» Figure contents as structured data

········

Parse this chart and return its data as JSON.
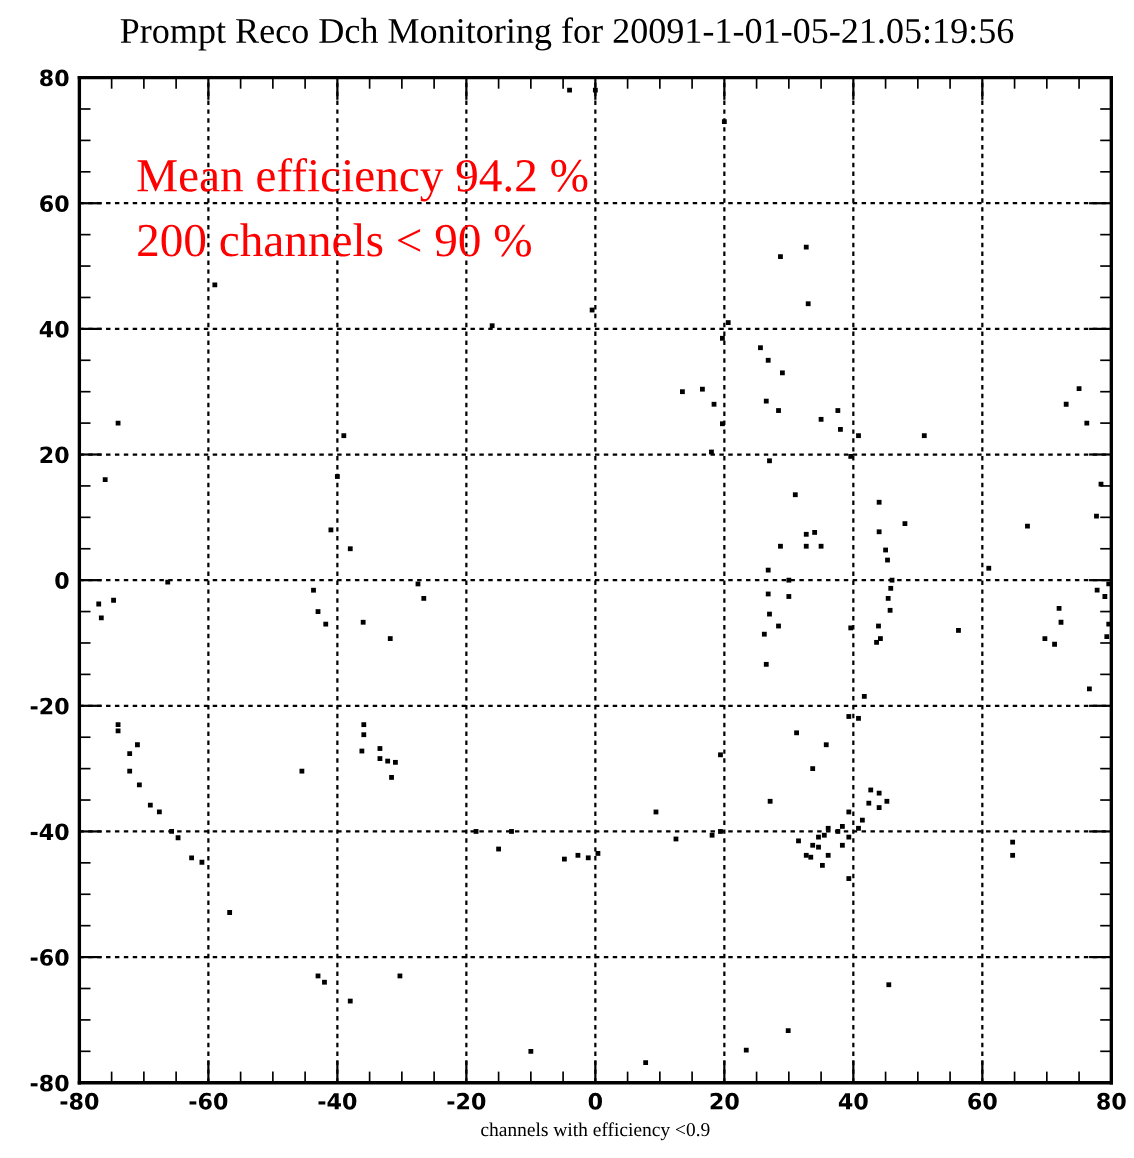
{
  "chart_data": {
    "type": "scatter",
    "title": "Prompt Reco Dch Monitoring for 20091-1-01-05-21.05:19:56",
    "xlabel": "channels with efficiency <0.9",
    "annotations": [
      "Mean efficiency 94.2 %",
      "200 channels < 90 %"
    ],
    "xlim": [
      -80,
      80
    ],
    "ylim": [
      -80,
      80
    ],
    "xticks": [
      -80,
      -60,
      -40,
      -20,
      0,
      20,
      40,
      60,
      80
    ],
    "yticks": [
      -80,
      -60,
      -40,
      -20,
      0,
      20,
      40,
      60,
      80
    ],
    "grid": true,
    "marker": "square",
    "series": [
      {
        "color": "#000000",
        "x": [
          -4,
          0,
          -59,
          -0.5,
          -16,
          -74,
          -39,
          -76,
          -40,
          -41,
          -38,
          20,
          28.7,
          32.7,
          33,
          20.6,
          19.7,
          25.6,
          26.8,
          29,
          13.5,
          16.6,
          18.4,
          19.7,
          26.5,
          28.4,
          35,
          37.6,
          38,
          40.8,
          39.6,
          18,
          51,
          73,
          75,
          76.2,
          27,
          31,
          32.7,
          34,
          28.7,
          32.7,
          35,
          26.8,
          44,
          44,
          48,
          45,
          45.3,
          61,
          67,
          78.4,
          77.7,
          -66.3,
          -77,
          -76.6,
          -74.7,
          -43.7,
          -43,
          -41.8,
          -36,
          -31.8,
          -27.5,
          -26.6,
          -74,
          -74,
          -72.2,
          -71,
          -72.2,
          -70.7,
          -69,
          -67.6,
          -65.7,
          -64.7,
          -62.6,
          -61,
          -45.5,
          -35.9,
          -35.9,
          -36.2,
          -33.4,
          -33.4,
          -32.2,
          -31,
          -31.6,
          -56.7,
          -18.5,
          -15,
          -13,
          -4.8,
          -2.7,
          -1.1,
          0.4,
          -43,
          -42,
          -38,
          -30.3,
          -10,
          30,
          26.8,
          30,
          27,
          28.4,
          26.2,
          39.6,
          26.5,
          46,
          45.8,
          45.4,
          45.7,
          43.9,
          44.2,
          43.6,
          56.3,
          71.9,
          72.2,
          69.7,
          71.2,
          77.8,
          79,
          79.6,
          79.6,
          79.3,
          76.6,
          41.7,
          39.3,
          40.8,
          31.2,
          35.8,
          33.7,
          19.4,
          27.1,
          42.7,
          44,
          42.4,
          44,
          45.2,
          9.4,
          39.3,
          41.4,
          40.8,
          38.3,
          37.6,
          36.1,
          35.5,
          34.6,
          33.7,
          32.7,
          31.5,
          34.6,
          38.3,
          39.3,
          33.4,
          35.2,
          36.1,
          39.3,
          12.5,
          18.1,
          19.4,
          64.7,
          64.7,
          45.5,
          29.9,
          23.4,
          7.8
        ],
        "values": [
          78,
          78,
          47,
          43,
          40.5,
          25,
          23,
          16,
          16.5,
          8,
          5,
          73,
          51.5,
          53,
          44,
          41,
          38.5,
          37,
          35,
          33,
          30,
          30.4,
          28,
          24.9,
          28.5,
          27,
          25.6,
          27,
          24,
          23,
          19.7,
          20.4,
          23,
          28,
          30.5,
          25,
          19,
          13.6,
          7.3,
          7.6,
          5.4,
          5.4,
          5.4,
          1.6,
          12.4,
          7.7,
          9,
          4.8,
          3.2,
          1.9,
          8.6,
          15.3,
          10.2,
          -0.3,
          -3.8,
          -6,
          -3.2,
          -1.6,
          -5,
          -7,
          -6.7,
          -9.3,
          -0.6,
          -2.9,
          -23,
          -24,
          -27.6,
          -26.2,
          -30.4,
          -32.6,
          -35.8,
          -36.9,
          -40,
          -41,
          -44.2,
          -44.9,
          -30.4,
          -23,
          -24.6,
          -27.2,
          -26.8,
          -28.4,
          -28.8,
          -29,
          -31.4,
          -52.9,
          -40,
          -42.8,
          -40,
          -44.4,
          -43.8,
          -44.2,
          -43.5,
          -63,
          -64,
          -67,
          -63,
          -75,
          0,
          -2.2,
          -2.6,
          -5.4,
          -7.3,
          -8.6,
          -7.6,
          -13.4,
          0,
          -1.3,
          -2.9,
          -4.8,
          -7.3,
          -9.3,
          -9.9,
          -8,
          -4.5,
          -6.7,
          -9.3,
          -10.2,
          -1.6,
          -2.6,
          -0.6,
          -7,
          -9,
          -17.3,
          -18.5,
          -21.7,
          -22,
          -24.3,
          -26.2,
          -30,
          -27.8,
          -35.2,
          -33.4,
          -33.9,
          -35.5,
          -36.2,
          -35.2,
          -36.9,
          -36.9,
          -38.2,
          -39.5,
          -39.2,
          -40,
          -39.5,
          -40.6,
          -40.9,
          -42.2,
          -43.8,
          -41.5,
          -42.5,
          -42.2,
          -40.9,
          -44.1,
          -45.4,
          -43.8,
          -47.5,
          -41.2,
          -40.6,
          -40,
          -41.7,
          -43.8,
          -64.4,
          -71.7,
          -74.8,
          -76.8
        ]
      }
    ]
  }
}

········

» EXERCISE DETAILS
Omit the pictures and output all of the other material exactly.

» WORKED ANSWER
Parse this chart and return its data as JSON.
{
  "chart_data": {
    "type": "scatter",
    "title": "Prompt Reco Dch Monitoring for 20091-1-01-05-21.05:19:56",
    "xlabel": "channels with efficiency <0.9",
    "annotations": [
      "Mean efficiency 94.2 %",
      "200 channels < 90 %"
    ],
    "xlim": [
      -80,
      80
    ],
    "ylim": [
      -80,
      80
    ],
    "xticks": [
      -80,
      -60,
      -40,
      -20,
      0,
      20,
      40,
      60,
      80
    ],
    "yticks": [
      -80,
      -60,
      -40,
      -20,
      0,
      20,
      40,
      60,
      80
    ],
    "grid": true,
    "marker": "square",
    "series": [
      {
        "color": "#000000",
        "x": [
          -4,
          0,
          -59,
          -0.5,
          -16,
          -74,
          -39,
          -76,
          -40,
          -41,
          -38,
          20,
          28.7,
          32.7,
          33,
          20.6,
          19.7,
          25.6,
          26.8,
          29,
          13.5,
          16.6,
          18.4,
          19.7,
          26.5,
          28.4,
          35,
          37.6,
          38,
          40.8,
          39.6,
          18,
          51,
          73,
          75,
          76.2,
          27,
          31,
          32.7,
          34,
          28.7,
          32.7,
          35,
          26.8,
          44,
          44,
          48,
          45,
          45.3,
          61,
          67,
          78.4,
          77.7,
          -66.3,
          -77,
          -76.6,
          -74.7,
          -43.7,
          -43,
          -41.8,
          -36,
          -31.8,
          -27.5,
          -26.6,
          -74,
          -74,
          -72.2,
          -71,
          -72.2,
          -70.7,
          -69,
          -67.6,
          -65.7,
          -64.7,
          -62.6,
          -61,
          -45.5,
          -35.9,
          -35.9,
          -36.2,
          -33.4,
          -33.4,
          -32.2,
          -31,
          -31.6,
          -56.7,
          -18.5,
          -15,
          -13,
          -4.8,
          -2.7,
          -1.1,
          0.4,
          -43,
          -42,
          -38,
          -30.3,
          -10,
          30,
          26.8,
          30,
          27,
          28.4,
          26.2,
          39.6,
          26.5,
          46,
          45.8,
          45.4,
          45.7,
          43.9,
          44.2,
          43.6,
          56.3,
          71.9,
          72.2,
          69.7,
          71.2,
          77.8,
          79,
          79.6,
          79.6,
          79.3,
          76.6,
          41.7,
          39.3,
          40.8,
          31.2,
          35.8,
          33.7,
          19.4,
          27.1,
          42.7,
          44,
          42.4,
          44,
          45.2,
          9.4,
          39.3,
          41.4,
          40.8,
          38.3,
          37.6,
          36.1,
          35.5,
          34.6,
          33.7,
          32.7,
          31.5,
          34.6,
          38.3,
          39.3,
          33.4,
          35.2,
          36.1,
          39.3,
          12.5,
          18.1,
          19.4,
          64.7,
          64.7,
          45.5,
          29.9,
          23.4,
          7.8
        ],
        "values": [
          78,
          78,
          47,
          43,
          40.5,
          25,
          23,
          16,
          16.5,
          8,
          5,
          73,
          51.5,
          53,
          44,
          41,
          38.5,
          37,
          35,
          33,
          30,
          30.4,
          28,
          24.9,
          28.5,
          27,
          25.6,
          27,
          24,
          23,
          19.7,
          20.4,
          23,
          28,
          30.5,
          25,
          19,
          13.6,
          7.3,
          7.6,
          5.4,
          5.4,
          5.4,
          1.6,
          12.4,
          7.7,
          9,
          4.8,
          3.2,
          1.9,
          8.6,
          15.3,
          10.2,
          -0.3,
          -3.8,
          -6,
          -3.2,
          -1.6,
          -5,
          -7,
          -6.7,
          -9.3,
          -0.6,
          -2.9,
          -23,
          -24,
          -27.6,
          -26.2,
          -30.4,
          -32.6,
          -35.8,
          -36.9,
          -40,
          -41,
          -44.2,
          -44.9,
          -30.4,
          -23,
          -24.6,
          -27.2,
          -26.8,
          -28.4,
          -28.8,
          -29,
          -31.4,
          -52.9,
          -40,
          -42.8,
          -40,
          -44.4,
          -43.8,
          -44.2,
          -43.5,
          -63,
          -64,
          -67,
          -63,
          -75,
          0,
          -2.2,
          -2.6,
          -5.4,
          -7.3,
          -8.6,
          -7.6,
          -13.4,
          0,
          -1.3,
          -2.9,
          -4.8,
          -7.3,
          -9.3,
          -9.9,
          -8,
          -4.5,
          -6.7,
          -9.3,
          -10.2,
          -1.6,
          -2.6,
          -0.6,
          -7,
          -9,
          -17.3,
          -18.5,
          -21.7,
          -22,
          -24.3,
          -26.2,
          -30,
          -27.8,
          -35.2,
          -33.4,
          -33.9,
          -35.5,
          -36.2,
          -35.2,
          -36.9,
          -36.9,
          -38.2,
          -39.5,
          -39.2,
          -40,
          -39.5,
          -40.6,
          -40.9,
          -42.2,
          -43.8,
          -41.5,
          -42.5,
          -42.2,
          -40.9,
          -44.1,
          -45.4,
          -43.8,
          -47.5,
          -41.2,
          -40.6,
          -40,
          -41.7,
          -43.8,
          -64.4,
          -71.7,
          -74.8,
          -76.8
        ]
      }
    ]
  }
}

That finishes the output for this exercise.